Task details:
Extract every line below that contains the word "down".

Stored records
========

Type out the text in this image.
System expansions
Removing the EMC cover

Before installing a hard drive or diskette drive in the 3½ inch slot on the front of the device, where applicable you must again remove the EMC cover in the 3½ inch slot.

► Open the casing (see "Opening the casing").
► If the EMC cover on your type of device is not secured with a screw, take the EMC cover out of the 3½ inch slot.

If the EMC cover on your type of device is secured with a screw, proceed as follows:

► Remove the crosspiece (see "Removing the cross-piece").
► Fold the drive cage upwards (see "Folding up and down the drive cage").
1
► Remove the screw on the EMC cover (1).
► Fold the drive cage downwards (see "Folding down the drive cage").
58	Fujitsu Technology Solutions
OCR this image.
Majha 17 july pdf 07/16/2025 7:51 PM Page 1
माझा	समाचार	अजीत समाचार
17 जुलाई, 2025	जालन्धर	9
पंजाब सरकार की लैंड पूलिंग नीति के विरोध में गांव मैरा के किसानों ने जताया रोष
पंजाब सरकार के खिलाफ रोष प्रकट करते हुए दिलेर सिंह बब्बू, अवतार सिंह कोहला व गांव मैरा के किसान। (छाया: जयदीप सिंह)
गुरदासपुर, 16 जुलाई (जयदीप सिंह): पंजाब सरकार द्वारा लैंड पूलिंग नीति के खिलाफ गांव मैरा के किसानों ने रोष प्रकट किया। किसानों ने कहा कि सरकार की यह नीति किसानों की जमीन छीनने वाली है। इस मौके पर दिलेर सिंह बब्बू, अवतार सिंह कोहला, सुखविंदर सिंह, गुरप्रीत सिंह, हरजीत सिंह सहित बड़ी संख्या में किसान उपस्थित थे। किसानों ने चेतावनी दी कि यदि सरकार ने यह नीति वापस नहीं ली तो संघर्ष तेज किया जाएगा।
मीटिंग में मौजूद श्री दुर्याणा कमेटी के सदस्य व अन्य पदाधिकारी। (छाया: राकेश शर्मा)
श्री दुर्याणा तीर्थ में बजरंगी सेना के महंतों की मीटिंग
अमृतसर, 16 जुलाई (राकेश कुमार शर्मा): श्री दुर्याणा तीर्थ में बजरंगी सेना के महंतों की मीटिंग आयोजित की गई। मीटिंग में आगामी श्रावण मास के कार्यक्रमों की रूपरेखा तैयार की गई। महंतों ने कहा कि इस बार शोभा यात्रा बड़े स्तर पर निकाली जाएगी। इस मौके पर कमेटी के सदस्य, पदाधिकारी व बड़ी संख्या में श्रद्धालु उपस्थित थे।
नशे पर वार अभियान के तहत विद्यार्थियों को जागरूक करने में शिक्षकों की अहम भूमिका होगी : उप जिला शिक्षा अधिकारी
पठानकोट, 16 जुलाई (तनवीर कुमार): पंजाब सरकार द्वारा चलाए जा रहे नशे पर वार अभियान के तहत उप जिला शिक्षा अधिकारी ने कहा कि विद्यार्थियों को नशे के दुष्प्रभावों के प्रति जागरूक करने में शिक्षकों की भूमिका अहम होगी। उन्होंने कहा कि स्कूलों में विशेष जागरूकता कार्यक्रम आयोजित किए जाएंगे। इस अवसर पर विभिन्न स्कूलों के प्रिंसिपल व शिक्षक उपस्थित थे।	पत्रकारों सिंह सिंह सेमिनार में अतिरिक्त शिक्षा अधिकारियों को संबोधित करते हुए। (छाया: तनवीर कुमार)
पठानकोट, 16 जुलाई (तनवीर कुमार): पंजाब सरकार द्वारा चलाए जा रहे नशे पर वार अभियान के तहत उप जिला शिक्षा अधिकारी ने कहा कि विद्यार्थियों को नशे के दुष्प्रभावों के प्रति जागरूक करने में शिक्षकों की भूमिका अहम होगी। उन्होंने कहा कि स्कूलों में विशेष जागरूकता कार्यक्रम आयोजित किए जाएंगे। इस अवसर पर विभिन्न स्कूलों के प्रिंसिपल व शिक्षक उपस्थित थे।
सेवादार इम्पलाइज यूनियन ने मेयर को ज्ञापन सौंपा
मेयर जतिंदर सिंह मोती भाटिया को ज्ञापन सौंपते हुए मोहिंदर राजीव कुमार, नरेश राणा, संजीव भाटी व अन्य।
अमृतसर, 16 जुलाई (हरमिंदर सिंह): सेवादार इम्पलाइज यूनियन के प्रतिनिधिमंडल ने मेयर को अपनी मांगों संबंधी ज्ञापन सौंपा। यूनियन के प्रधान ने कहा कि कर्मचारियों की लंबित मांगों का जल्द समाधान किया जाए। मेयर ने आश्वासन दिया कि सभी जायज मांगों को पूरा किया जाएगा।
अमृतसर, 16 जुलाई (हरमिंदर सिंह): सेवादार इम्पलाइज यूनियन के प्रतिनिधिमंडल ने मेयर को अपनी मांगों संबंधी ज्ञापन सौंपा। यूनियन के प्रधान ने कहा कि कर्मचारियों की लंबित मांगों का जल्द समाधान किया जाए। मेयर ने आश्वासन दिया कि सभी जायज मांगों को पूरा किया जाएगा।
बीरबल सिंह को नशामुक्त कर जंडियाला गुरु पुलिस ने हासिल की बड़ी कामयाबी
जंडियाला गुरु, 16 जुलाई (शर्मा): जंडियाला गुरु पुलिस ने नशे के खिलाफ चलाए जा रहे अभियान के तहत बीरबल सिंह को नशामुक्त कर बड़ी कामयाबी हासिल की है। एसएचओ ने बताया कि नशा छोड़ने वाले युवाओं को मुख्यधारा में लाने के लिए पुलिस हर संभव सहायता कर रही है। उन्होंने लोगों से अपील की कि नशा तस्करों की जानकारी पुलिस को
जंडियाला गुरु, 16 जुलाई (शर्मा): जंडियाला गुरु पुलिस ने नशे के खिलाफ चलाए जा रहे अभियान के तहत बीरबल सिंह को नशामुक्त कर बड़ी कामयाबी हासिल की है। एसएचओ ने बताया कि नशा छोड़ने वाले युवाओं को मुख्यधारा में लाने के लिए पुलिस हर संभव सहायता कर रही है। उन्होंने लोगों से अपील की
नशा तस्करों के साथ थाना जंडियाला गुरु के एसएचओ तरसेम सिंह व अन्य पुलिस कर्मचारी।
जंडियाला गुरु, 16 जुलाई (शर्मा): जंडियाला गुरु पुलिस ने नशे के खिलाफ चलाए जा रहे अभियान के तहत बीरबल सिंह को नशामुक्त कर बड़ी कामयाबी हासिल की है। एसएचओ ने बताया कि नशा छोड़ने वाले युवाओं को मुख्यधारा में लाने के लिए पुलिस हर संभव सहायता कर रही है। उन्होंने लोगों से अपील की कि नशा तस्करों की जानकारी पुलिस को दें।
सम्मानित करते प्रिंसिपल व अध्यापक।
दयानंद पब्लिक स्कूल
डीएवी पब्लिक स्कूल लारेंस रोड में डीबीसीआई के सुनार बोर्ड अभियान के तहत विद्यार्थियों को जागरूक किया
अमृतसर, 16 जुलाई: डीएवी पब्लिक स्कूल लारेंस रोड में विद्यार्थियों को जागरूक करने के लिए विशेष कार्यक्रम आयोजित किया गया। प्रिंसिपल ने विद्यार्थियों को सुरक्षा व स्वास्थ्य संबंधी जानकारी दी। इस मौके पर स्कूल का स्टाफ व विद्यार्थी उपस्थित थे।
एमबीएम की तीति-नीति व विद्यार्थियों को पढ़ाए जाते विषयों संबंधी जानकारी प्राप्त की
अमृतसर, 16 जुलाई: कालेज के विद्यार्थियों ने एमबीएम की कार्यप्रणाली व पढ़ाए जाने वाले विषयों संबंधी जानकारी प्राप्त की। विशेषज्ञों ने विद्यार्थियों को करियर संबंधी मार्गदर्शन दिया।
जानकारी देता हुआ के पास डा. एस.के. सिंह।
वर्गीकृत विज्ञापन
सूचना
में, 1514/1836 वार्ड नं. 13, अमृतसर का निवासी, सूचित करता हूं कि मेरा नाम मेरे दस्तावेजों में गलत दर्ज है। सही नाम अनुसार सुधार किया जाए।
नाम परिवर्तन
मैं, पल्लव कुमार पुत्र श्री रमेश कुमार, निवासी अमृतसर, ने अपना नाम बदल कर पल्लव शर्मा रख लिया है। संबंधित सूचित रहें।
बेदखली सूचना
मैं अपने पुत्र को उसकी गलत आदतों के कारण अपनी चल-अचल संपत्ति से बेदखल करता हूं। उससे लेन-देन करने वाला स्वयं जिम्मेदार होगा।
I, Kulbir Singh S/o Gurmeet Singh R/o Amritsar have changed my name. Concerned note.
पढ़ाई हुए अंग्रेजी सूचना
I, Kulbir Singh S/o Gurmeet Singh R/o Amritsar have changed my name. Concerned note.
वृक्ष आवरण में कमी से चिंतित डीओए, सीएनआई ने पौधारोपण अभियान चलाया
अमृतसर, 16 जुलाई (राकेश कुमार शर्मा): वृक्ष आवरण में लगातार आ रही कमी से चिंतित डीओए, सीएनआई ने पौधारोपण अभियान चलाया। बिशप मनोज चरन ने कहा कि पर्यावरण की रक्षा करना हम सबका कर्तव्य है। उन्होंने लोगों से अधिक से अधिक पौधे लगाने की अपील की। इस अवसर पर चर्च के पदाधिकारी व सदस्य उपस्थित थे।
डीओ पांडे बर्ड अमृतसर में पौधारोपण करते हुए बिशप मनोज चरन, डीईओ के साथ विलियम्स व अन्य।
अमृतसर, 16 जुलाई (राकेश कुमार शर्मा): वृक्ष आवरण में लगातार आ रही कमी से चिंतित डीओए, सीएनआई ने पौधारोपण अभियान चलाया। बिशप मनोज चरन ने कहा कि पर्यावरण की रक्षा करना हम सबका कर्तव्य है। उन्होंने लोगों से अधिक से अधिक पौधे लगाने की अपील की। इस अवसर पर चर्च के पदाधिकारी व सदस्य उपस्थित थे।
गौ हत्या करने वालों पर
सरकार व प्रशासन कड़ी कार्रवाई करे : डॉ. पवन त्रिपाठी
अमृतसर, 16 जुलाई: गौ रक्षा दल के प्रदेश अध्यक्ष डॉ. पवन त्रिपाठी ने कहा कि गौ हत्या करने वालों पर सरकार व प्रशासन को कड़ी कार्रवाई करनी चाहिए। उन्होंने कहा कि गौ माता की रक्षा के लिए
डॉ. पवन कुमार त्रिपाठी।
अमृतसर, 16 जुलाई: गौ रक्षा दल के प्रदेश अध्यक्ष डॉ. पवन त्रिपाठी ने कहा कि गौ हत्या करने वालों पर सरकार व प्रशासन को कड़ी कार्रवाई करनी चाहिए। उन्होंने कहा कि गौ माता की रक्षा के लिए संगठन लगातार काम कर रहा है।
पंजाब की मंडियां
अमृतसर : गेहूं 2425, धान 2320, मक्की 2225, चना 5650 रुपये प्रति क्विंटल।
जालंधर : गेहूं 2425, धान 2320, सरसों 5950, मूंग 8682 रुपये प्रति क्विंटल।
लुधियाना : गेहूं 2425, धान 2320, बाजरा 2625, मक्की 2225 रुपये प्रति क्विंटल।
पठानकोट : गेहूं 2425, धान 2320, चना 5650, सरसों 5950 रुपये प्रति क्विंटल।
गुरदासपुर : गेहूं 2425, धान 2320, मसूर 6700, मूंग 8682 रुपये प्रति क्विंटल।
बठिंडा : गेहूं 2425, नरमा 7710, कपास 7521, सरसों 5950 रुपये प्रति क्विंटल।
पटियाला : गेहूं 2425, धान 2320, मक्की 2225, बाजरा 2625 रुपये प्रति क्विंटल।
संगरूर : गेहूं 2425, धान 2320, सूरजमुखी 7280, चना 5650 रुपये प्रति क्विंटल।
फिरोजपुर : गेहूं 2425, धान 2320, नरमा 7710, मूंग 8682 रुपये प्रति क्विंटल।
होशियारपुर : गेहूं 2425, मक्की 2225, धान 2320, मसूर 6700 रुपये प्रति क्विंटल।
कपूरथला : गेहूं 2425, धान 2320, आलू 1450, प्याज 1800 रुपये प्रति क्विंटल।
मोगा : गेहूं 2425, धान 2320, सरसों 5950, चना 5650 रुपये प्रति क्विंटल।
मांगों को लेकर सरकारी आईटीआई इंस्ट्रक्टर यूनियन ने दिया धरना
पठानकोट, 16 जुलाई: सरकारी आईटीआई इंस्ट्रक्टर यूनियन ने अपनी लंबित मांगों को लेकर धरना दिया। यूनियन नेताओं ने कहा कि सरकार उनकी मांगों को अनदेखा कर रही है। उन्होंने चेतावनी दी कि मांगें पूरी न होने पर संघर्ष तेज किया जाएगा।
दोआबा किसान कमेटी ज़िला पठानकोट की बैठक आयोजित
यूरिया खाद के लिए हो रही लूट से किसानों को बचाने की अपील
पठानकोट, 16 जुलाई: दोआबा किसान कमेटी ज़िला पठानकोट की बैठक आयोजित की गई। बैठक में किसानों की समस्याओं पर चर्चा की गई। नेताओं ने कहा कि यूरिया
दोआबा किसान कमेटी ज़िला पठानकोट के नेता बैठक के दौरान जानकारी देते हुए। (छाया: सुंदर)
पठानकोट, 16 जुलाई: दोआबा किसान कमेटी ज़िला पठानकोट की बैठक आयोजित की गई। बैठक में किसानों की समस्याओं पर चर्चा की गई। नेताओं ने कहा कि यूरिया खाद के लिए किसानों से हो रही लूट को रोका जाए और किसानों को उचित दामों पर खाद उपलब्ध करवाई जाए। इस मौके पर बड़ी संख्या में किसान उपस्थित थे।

========

Output below:
► Fold the drive cage upwards (see "Folding up and down the drive cage").
► Fold the drive cage downwards (see "Folding down the drive cage").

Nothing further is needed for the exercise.